• What to produce
Locate each line with the string "JSON" in the listing below and copy it.

• Input data
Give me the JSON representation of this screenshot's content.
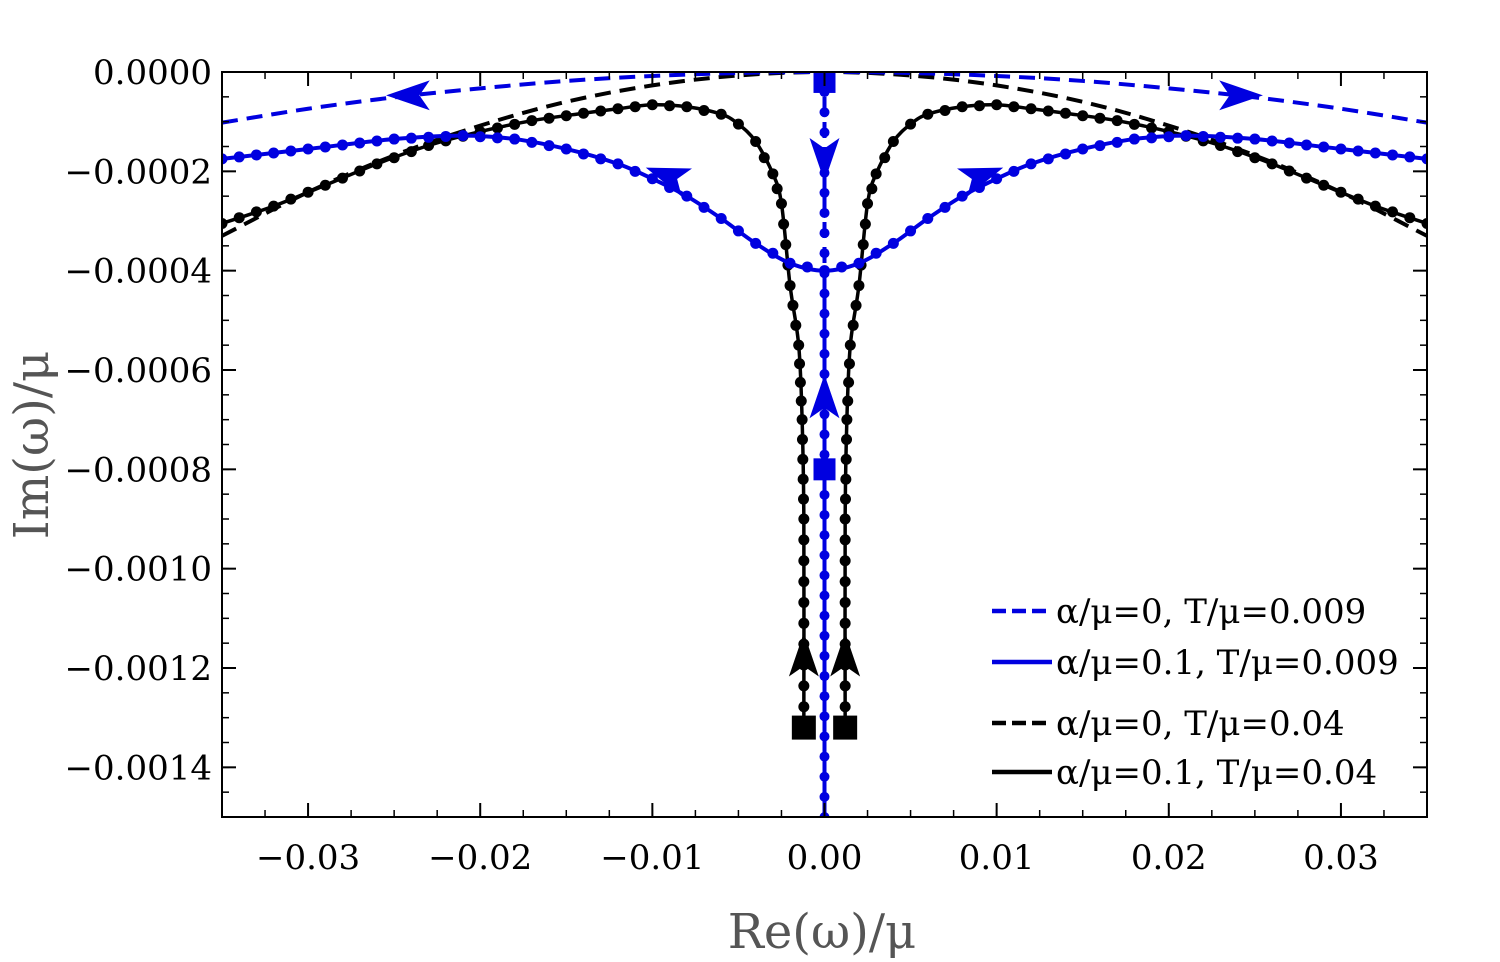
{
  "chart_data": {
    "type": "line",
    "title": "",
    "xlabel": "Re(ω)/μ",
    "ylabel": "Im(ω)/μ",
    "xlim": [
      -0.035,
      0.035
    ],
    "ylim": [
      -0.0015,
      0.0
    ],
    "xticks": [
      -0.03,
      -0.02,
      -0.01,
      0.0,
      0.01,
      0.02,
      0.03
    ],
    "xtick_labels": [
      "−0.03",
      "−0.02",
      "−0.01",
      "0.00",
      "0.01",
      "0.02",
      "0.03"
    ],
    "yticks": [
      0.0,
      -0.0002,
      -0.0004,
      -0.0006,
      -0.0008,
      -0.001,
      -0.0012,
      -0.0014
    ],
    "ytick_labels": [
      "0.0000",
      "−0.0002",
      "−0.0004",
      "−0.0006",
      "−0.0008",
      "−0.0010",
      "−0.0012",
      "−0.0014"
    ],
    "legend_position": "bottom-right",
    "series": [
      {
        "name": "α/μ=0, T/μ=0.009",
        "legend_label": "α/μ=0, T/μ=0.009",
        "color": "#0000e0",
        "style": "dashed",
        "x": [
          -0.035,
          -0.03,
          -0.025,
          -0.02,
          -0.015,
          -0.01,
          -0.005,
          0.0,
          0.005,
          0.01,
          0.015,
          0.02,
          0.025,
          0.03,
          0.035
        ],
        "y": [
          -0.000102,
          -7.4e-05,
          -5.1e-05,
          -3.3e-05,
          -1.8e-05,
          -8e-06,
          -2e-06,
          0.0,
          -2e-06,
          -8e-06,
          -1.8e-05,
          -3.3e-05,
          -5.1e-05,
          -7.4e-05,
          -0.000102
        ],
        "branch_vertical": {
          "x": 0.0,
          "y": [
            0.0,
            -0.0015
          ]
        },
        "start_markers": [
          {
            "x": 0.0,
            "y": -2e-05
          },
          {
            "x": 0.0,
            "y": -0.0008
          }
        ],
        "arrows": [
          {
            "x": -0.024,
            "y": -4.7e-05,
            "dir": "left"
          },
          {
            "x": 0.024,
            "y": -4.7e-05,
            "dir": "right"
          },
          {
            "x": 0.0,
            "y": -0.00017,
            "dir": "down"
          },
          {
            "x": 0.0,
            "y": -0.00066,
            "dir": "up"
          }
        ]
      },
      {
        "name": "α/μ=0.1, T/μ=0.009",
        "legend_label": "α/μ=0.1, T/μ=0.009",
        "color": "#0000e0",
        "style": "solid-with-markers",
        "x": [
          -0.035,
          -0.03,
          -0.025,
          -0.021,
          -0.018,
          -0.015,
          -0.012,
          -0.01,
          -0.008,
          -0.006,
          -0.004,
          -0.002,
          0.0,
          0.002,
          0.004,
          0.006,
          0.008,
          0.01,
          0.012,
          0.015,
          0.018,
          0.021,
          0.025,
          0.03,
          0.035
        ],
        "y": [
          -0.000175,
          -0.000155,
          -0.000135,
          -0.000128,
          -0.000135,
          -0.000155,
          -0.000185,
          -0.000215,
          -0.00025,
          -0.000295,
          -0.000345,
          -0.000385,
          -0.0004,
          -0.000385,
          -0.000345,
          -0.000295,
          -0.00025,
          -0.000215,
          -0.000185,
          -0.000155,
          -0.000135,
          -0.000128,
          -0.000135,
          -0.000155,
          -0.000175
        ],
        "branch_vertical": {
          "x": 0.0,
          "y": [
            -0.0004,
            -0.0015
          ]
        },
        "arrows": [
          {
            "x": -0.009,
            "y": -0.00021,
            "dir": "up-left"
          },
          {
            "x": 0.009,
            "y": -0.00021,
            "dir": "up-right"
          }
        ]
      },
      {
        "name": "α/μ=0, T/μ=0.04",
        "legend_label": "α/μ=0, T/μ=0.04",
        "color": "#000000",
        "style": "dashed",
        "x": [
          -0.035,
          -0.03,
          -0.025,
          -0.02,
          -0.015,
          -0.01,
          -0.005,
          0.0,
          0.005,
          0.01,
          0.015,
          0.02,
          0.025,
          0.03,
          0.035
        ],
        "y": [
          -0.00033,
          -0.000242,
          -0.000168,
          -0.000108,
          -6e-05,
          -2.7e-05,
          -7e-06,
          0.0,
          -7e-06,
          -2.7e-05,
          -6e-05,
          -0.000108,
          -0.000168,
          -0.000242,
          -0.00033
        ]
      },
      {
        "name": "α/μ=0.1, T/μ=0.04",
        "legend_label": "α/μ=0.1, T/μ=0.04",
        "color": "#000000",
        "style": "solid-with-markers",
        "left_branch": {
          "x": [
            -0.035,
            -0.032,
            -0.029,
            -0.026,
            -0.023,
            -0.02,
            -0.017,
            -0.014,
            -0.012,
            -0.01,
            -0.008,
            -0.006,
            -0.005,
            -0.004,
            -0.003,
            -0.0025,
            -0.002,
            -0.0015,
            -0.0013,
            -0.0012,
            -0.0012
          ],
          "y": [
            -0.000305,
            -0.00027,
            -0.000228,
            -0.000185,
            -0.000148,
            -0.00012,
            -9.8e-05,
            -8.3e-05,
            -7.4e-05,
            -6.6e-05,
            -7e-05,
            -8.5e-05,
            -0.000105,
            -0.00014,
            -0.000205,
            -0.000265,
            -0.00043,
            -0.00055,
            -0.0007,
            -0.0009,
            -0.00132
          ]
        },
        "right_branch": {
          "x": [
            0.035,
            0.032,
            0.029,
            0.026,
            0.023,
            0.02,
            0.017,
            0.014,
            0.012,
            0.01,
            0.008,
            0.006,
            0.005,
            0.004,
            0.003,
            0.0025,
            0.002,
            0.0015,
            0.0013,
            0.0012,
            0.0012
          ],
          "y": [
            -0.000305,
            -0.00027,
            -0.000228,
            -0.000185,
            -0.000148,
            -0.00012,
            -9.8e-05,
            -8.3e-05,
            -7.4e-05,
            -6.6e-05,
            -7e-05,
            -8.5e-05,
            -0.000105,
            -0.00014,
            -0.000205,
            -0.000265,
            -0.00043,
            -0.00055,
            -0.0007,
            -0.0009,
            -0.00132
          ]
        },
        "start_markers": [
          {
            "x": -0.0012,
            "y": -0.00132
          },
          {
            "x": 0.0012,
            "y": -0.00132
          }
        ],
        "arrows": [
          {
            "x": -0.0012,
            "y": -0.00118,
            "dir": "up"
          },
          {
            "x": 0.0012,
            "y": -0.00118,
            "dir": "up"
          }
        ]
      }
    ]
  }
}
...
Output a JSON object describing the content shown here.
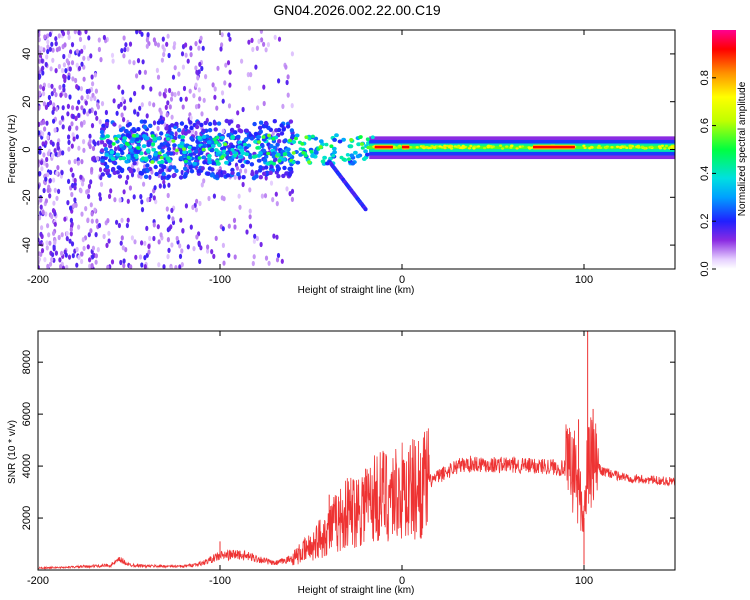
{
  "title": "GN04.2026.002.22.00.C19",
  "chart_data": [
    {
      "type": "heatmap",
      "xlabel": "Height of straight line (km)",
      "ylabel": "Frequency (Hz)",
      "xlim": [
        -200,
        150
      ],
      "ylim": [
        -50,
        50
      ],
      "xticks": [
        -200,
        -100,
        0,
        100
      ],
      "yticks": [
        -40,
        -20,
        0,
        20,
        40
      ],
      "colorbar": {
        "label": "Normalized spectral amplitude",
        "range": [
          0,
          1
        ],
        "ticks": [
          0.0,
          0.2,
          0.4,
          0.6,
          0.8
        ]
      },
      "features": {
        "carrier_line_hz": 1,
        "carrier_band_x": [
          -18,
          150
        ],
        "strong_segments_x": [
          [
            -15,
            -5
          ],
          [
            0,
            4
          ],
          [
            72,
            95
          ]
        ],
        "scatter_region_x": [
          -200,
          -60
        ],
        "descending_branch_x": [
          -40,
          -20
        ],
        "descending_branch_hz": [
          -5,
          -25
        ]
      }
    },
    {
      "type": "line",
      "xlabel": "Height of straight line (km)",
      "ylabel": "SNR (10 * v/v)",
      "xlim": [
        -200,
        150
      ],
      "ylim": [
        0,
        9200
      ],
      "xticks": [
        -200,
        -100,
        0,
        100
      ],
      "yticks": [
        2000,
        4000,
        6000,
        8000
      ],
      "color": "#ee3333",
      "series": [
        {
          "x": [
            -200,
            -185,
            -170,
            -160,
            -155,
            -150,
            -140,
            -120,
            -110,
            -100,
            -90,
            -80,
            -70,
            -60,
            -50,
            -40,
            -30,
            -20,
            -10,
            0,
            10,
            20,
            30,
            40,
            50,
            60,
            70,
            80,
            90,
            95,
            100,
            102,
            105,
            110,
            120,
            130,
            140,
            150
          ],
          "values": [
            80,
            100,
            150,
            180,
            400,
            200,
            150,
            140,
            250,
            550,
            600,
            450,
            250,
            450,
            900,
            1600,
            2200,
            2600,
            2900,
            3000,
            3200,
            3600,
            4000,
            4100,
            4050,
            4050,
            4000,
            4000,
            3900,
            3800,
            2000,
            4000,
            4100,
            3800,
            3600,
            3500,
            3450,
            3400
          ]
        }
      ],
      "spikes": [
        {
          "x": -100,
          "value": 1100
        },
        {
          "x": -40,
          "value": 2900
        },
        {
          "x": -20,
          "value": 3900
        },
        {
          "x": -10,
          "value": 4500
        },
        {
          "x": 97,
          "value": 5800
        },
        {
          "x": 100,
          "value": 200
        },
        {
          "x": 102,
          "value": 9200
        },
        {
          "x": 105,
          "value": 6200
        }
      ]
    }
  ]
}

• Exercise output
Give me the JSON representation of this screenshot's content.
Output a JSON object describing the content shown here.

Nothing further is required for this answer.